━━━ Data extract

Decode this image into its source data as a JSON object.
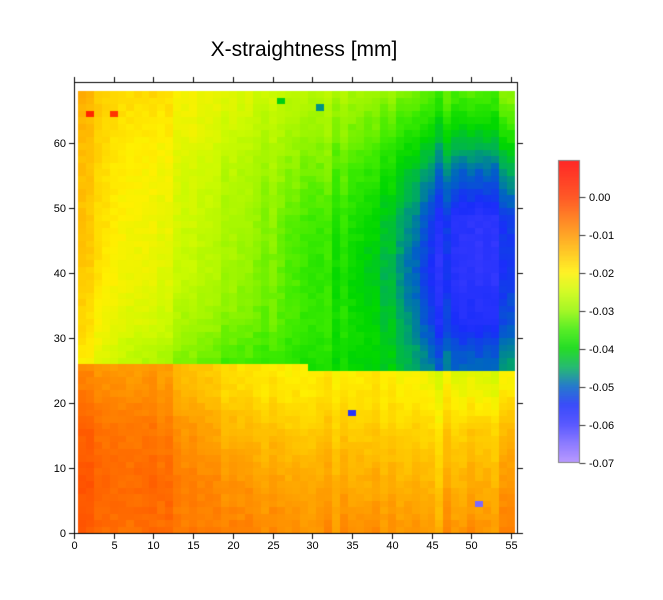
{
  "chart_data": {
    "type": "heatmap",
    "title": "X-straightness [mm]",
    "xlabel": "",
    "ylabel": "",
    "x_axis": {
      "range": [
        0,
        55.8
      ],
      "tick_values": [
        0,
        5,
        10,
        15,
        20,
        25,
        30,
        35,
        40,
        45,
        50,
        55
      ]
    },
    "y_axis": {
      "range": [
        0,
        69.4
      ],
      "tick_values": [
        0,
        10,
        20,
        30,
        40,
        50,
        60
      ]
    },
    "colorbar": {
      "value_top": 0.0095,
      "value_bottom": -0.07,
      "tick_values": [
        0,
        -0.01,
        -0.02,
        -0.03,
        -0.04,
        -0.05,
        -0.06,
        -0.07
      ],
      "tick_labels": [
        "0.00",
        "-0.01",
        "-0.02",
        "-0.03",
        "-0.04",
        "-0.05",
        "-0.06",
        "-0.07"
      ]
    },
    "colormap_anchors": [
      [
        0.01,
        255,
        0,
        0
      ],
      [
        0.0,
        255,
        60,
        0
      ],
      [
        -0.01,
        255,
        150,
        0
      ],
      [
        -0.02,
        255,
        240,
        0
      ],
      [
        -0.025,
        205,
        250,
        0
      ],
      [
        -0.03,
        150,
        245,
        0
      ],
      [
        -0.035,
        60,
        235,
        0
      ],
      [
        -0.04,
        0,
        215,
        0
      ],
      [
        -0.045,
        0,
        175,
        90
      ],
      [
        -0.05,
        0,
        100,
        195
      ],
      [
        -0.055,
        25,
        45,
        250
      ],
      [
        -0.06,
        60,
        60,
        255
      ],
      [
        -0.065,
        120,
        100,
        255
      ],
      [
        -0.07,
        172,
        136,
        255
      ]
    ],
    "grid": {
      "cols": 55,
      "rows": 68,
      "x_samples": [
        1,
        5,
        10,
        15,
        20,
        25,
        30,
        35,
        40,
        45,
        50,
        55
      ],
      "zone_boundary": {
        "step_x": 29.5,
        "left_y": 26.2,
        "right_y": 25.3
      },
      "bottom_zone": {
        "y_samples": [
          0,
          8,
          16,
          22,
          26
        ],
        "values": [
          [
            -0.0035,
            -0.0045,
            -0.0058,
            -0.0068,
            -0.0078,
            -0.0085,
            -0.0088,
            -0.0092,
            -0.009,
            -0.0094,
            -0.0092,
            -0.008
          ],
          [
            -0.003,
            -0.004,
            -0.0055,
            -0.0075,
            -0.0095,
            -0.011,
            -0.0115,
            -0.012,
            -0.0125,
            -0.013,
            -0.0125,
            -0.011
          ],
          [
            -0.0042,
            -0.0052,
            -0.007,
            -0.0102,
            -0.0135,
            -0.015,
            -0.0152,
            -0.0155,
            -0.016,
            -0.0165,
            -0.016,
            -0.0145
          ],
          [
            -0.0072,
            -0.008,
            -0.0095,
            -0.0135,
            -0.0172,
            -0.0185,
            -0.0185,
            -0.0185,
            -0.0188,
            -0.02,
            -0.0215,
            -0.0205
          ],
          [
            -0.0092,
            -0.0098,
            -0.0112,
            -0.0148,
            -0.0178,
            -0.0195,
            -0.0195,
            -0.0195,
            -0.0198,
            -0.022,
            -0.0235,
            -0.0225
          ]
        ]
      },
      "top_zone": {
        "y_samples": [
          26,
          32,
          40,
          48,
          56,
          62,
          68
        ],
        "values": [
          [
            -0.02,
            -0.024,
            -0.0285,
            -0.032,
            -0.0345,
            -0.0355,
            -0.037,
            -0.039,
            -0.041,
            -0.0475,
            -0.05,
            -0.0465
          ],
          [
            -0.0175,
            -0.0215,
            -0.025,
            -0.0285,
            -0.0315,
            -0.033,
            -0.035,
            -0.038,
            -0.042,
            -0.052,
            -0.056,
            -0.0525
          ],
          [
            -0.0155,
            -0.019,
            -0.023,
            -0.026,
            -0.029,
            -0.032,
            -0.035,
            -0.039,
            -0.044,
            -0.0545,
            -0.058,
            -0.055
          ],
          [
            -0.015,
            -0.0185,
            -0.022,
            -0.025,
            -0.028,
            -0.031,
            -0.034,
            -0.037,
            -0.042,
            -0.0525,
            -0.058,
            -0.0545
          ],
          [
            -0.0145,
            -0.018,
            -0.021,
            -0.024,
            -0.027,
            -0.029,
            -0.031,
            -0.034,
            -0.038,
            -0.046,
            -0.05,
            -0.046
          ],
          [
            -0.014,
            -0.017,
            -0.02,
            -0.022,
            -0.025,
            -0.027,
            -0.029,
            -0.031,
            -0.034,
            -0.0385,
            -0.0405,
            -0.037
          ],
          [
            -0.013,
            -0.016,
            -0.018,
            -0.021,
            -0.023,
            -0.025,
            -0.026,
            -0.028,
            -0.03,
            -0.032,
            -0.034,
            -0.031
          ]
        ]
      }
    },
    "outliers": [
      {
        "col": 2,
        "row": 65,
        "value": 0.004
      },
      {
        "col": 5,
        "row": 65,
        "value": 0.001
      },
      {
        "col": 26,
        "row": 67,
        "value": -0.041
      },
      {
        "col": 31,
        "row": 66,
        "value": -0.047
      },
      {
        "col": 35,
        "row": 19,
        "value": -0.057
      },
      {
        "col": 51,
        "row": 5,
        "value": -0.0655
      }
    ],
    "streak_columns": [
      {
        "col": 2,
        "delta": 0.0006
      },
      {
        "col": 12,
        "delta": 0.0008
      },
      {
        "col": 33,
        "delta": -0.0013
      },
      {
        "col": 46,
        "delta": -0.0024
      },
      {
        "col": 53,
        "delta": -0.0016
      }
    ],
    "noise": {
      "seed": 13,
      "column_amp": 0.0011,
      "cell_amp": 0.00085
    }
  }
}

━━━━━━

▸ Directions:
Find every line that includes the string "delta". Report how many there are and nothing else.

▸ Expected output:
5